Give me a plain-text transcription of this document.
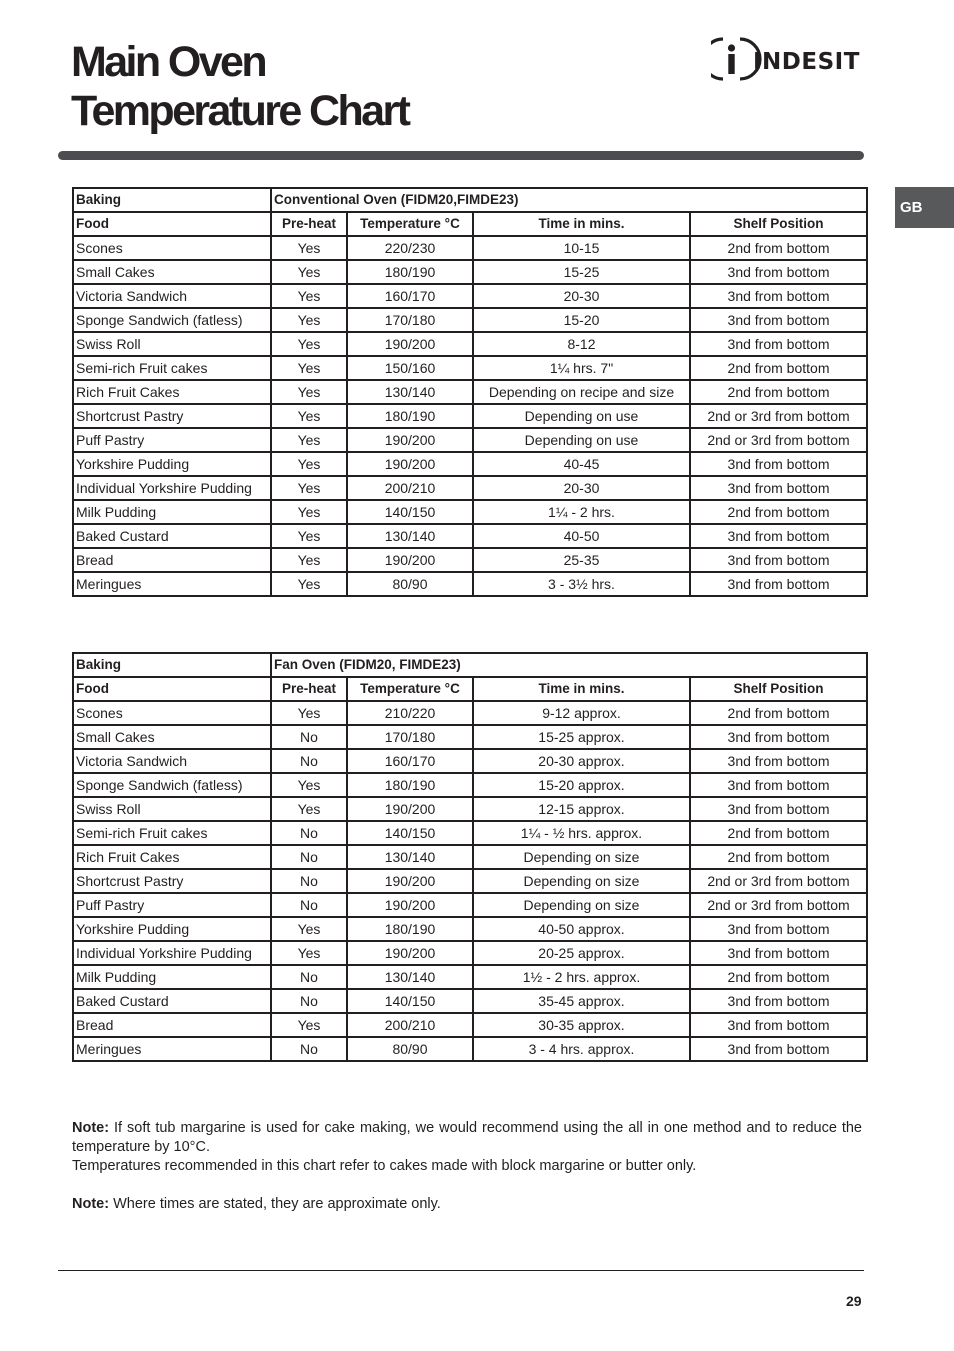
Main Oven
Temperature Chart
INDESIT
GB
Baking	Conventional Oven (FIDM20,FIMDE23)			
Food	Pre-heat	Temperature °C	Time in mins.	Shelf Position
Scones	Yes	220/230	10-15	2nd from bottom
Small Cakes	Yes	180/190	15-25	3nd from bottom
Victoria Sandwich	Yes	160/170	20-30	3nd from bottom
Sponge Sandwich (fatless)	Yes	170/180	15-20	3nd from bottom
Swiss Roll	Yes	190/200	8-12	3nd from bottom
Semi-rich Fruit cakes	Yes	150/160	1¼ hrs. 7"	2nd from bottom
Rich Fruit Cakes	Yes	130/140	Depending on recipe and size	2nd from bottom
Shortcrust Pastry	Yes	180/190	Depending on use	2nd or 3rd from bottom
Puff Pastry	Yes	190/200	Depending on use	2nd or 3rd from bottom
Yorkshire Pudding	Yes	190/200	40-45	3nd from bottom
Individual Yorkshire Pudding	Yes	200/210	20-30	3nd from bottom
Milk Pudding	Yes	140/150	1¼ - 2 hrs.	2nd from bottom
Baked Custard	Yes	130/140	40-50	3nd from bottom
Bread	Yes	190/200	25-35	3nd from bottom
Meringues	Yes	80/90	3 - 3½ hrs.	3nd from bottom
Baking	Fan Oven (FIDM20, FIMDE23)			
Food	Pre-heat	Temperature °C	Time in mins.	Shelf Position
Scones	Yes	210/220	9-12 approx.	2nd from bottom
Small Cakes	No	170/180	15-25 approx.	3nd from bottom
Victoria Sandwich	No	160/170	20-30 approx.	3nd from bottom
Sponge Sandwich (fatless)	Yes	180/190	15-20 approx.	3nd from bottom
Swiss Roll	Yes	190/200	12-15 approx.	3nd from bottom
Semi-rich Fruit cakes	No	140/150	1¼ - ½ hrs. approx.	2nd from bottom
Rich Fruit Cakes	No	130/140	Depending on size	2nd from bottom
Shortcrust Pastry	No	190/200	Depending on size	2nd or 3rd from bottom
Puff Pastry	No	190/200	Depending on size	2nd or 3rd from bottom
Yorkshire Pudding	Yes	180/190	40-50 approx.	3nd from bottom
Individual Yorkshire Pudding	Yes	190/200	20-25 approx.	3nd from bottom
Milk Pudding	No	130/140	1½ - 2 hrs. approx.	2nd from bottom
Baked Custard	No	140/150	35-45 approx.	3nd from bottom
Bread	Yes	200/210	30-35 approx.	3nd from bottom
Meringues	No	80/90	3 - 4 hrs. approx.	3nd from bottom

Note: If soft tub margarine is used for cake making, we would recommend using the all in one method and to reduce the temperature by 10°C.

Temperatures recommended in this chart refer to cakes made with block margarine or butter only.

Note: Where times are stated, they are approximate only.

29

# Short task
Return every line holding the word "Milk" from the records.

# Finished answer
Milk Pudding	Yes	140/150	1¼ - 2 hrs.	2nd from bottom
Milk Pudding	No	130/140	1½ - 2 hrs. approx.	2nd from bottom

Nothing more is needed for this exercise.